This exercise calls for a copy of every line in the listing below that carries the word "Crisis".
========================================================================
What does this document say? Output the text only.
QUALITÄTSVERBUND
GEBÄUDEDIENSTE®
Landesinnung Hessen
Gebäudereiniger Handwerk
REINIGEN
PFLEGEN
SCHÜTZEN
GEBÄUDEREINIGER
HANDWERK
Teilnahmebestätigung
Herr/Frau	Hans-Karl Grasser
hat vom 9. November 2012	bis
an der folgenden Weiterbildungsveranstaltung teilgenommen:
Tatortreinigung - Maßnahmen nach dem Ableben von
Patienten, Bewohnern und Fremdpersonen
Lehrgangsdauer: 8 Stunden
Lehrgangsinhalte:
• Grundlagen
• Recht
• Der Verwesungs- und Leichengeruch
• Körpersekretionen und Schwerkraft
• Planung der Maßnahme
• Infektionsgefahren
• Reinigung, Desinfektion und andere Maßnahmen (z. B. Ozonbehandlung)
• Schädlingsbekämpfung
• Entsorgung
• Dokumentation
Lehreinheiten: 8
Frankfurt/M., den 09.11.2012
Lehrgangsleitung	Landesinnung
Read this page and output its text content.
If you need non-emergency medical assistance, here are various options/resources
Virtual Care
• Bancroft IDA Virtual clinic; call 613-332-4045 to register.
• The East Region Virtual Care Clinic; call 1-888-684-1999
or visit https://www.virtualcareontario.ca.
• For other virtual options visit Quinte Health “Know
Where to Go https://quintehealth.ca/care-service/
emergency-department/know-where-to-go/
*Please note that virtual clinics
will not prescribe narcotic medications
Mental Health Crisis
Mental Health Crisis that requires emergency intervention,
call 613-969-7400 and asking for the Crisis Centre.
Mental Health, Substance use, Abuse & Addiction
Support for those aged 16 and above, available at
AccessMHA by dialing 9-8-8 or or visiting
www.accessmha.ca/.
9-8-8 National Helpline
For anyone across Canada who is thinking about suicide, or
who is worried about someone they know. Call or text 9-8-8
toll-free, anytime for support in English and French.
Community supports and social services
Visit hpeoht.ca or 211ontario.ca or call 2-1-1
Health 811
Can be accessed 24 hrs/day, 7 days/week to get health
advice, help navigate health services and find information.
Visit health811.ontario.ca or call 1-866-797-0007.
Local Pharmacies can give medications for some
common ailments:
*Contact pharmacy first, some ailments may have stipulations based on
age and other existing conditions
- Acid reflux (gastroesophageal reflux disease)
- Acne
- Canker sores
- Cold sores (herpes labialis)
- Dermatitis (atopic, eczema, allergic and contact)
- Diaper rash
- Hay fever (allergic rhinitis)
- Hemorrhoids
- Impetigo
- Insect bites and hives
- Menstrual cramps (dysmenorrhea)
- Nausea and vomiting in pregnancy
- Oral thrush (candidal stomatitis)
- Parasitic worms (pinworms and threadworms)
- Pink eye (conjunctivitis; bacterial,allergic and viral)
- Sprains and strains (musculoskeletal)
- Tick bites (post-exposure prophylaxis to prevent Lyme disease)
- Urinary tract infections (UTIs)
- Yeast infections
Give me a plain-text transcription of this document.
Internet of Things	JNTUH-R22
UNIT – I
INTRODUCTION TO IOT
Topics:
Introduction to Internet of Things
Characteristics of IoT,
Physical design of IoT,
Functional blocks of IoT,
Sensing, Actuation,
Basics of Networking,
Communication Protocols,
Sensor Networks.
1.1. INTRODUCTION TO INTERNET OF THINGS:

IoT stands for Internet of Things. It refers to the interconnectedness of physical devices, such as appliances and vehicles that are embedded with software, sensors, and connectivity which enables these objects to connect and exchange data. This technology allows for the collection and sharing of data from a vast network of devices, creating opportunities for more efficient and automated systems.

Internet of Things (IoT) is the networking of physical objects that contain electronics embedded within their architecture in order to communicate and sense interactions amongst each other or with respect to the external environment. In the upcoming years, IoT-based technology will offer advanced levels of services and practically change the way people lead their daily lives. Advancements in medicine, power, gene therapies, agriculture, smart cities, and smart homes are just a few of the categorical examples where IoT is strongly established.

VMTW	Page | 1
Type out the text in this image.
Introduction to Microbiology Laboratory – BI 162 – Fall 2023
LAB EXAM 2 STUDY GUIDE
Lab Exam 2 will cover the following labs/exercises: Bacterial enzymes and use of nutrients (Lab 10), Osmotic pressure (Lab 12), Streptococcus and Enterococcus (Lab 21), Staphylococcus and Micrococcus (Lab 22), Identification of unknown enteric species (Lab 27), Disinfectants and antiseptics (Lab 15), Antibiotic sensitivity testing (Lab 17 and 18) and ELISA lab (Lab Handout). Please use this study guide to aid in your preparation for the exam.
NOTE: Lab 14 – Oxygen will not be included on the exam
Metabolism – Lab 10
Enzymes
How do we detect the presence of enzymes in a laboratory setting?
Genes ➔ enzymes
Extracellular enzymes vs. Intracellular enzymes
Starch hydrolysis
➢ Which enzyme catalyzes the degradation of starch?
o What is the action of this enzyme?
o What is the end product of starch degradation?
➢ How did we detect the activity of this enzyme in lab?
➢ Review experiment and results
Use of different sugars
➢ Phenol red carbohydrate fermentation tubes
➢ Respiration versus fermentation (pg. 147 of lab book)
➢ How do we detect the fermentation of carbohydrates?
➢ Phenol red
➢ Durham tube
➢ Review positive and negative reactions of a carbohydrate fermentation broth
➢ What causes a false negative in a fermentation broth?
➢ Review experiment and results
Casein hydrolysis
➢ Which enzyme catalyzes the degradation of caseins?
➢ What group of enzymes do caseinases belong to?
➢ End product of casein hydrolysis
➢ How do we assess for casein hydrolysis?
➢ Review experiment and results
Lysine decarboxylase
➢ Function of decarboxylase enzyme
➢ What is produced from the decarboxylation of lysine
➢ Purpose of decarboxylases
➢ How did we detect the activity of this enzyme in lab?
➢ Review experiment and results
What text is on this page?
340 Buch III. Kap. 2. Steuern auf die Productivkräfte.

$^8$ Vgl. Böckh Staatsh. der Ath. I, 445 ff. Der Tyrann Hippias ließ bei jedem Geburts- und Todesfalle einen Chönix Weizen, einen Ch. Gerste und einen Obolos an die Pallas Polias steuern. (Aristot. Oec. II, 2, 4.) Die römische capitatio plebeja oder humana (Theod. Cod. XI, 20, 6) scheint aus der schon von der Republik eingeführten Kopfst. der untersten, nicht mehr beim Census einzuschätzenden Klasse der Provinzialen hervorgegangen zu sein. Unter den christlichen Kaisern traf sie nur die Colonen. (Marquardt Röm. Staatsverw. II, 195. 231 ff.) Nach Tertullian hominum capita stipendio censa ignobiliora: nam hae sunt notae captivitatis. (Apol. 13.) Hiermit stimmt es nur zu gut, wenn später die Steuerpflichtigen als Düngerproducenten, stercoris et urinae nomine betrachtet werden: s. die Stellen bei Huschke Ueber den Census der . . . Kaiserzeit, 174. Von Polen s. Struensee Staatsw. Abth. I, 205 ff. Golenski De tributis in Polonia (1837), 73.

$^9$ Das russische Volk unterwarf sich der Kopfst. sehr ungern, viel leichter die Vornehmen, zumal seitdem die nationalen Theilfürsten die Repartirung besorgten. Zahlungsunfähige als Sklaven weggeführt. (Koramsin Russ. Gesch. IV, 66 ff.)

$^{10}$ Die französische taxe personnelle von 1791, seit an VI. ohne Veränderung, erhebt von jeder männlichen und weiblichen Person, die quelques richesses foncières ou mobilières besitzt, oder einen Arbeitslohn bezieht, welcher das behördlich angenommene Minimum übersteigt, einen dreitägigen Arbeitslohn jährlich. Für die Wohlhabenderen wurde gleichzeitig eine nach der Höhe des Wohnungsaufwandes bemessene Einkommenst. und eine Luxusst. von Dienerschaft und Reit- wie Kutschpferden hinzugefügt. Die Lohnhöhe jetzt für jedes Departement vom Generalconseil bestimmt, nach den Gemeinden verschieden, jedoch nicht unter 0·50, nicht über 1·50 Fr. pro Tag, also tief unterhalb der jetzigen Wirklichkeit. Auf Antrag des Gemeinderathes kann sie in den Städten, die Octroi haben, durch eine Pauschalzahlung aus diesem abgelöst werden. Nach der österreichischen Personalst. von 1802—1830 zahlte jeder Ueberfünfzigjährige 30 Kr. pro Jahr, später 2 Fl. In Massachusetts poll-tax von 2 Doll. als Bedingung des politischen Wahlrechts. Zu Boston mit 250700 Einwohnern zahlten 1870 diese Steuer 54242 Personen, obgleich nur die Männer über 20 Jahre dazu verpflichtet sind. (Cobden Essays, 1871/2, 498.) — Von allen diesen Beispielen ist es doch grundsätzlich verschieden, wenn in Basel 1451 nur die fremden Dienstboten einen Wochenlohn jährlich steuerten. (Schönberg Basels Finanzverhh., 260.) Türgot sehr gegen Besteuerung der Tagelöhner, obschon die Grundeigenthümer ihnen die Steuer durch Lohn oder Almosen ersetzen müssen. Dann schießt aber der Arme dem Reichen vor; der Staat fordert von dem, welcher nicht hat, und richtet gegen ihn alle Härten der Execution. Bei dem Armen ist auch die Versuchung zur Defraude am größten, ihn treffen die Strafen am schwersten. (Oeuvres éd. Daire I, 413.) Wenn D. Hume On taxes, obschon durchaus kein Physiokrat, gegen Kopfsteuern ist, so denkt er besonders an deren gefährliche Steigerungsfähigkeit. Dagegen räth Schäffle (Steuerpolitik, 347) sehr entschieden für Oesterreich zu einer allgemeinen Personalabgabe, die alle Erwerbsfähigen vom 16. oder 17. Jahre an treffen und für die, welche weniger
========================================================================
(Answer box):
Mental Health Crisis
Mental Health Crisis that requires emergency intervention,
call 613-969-7400 and asking for the Crisis Centre.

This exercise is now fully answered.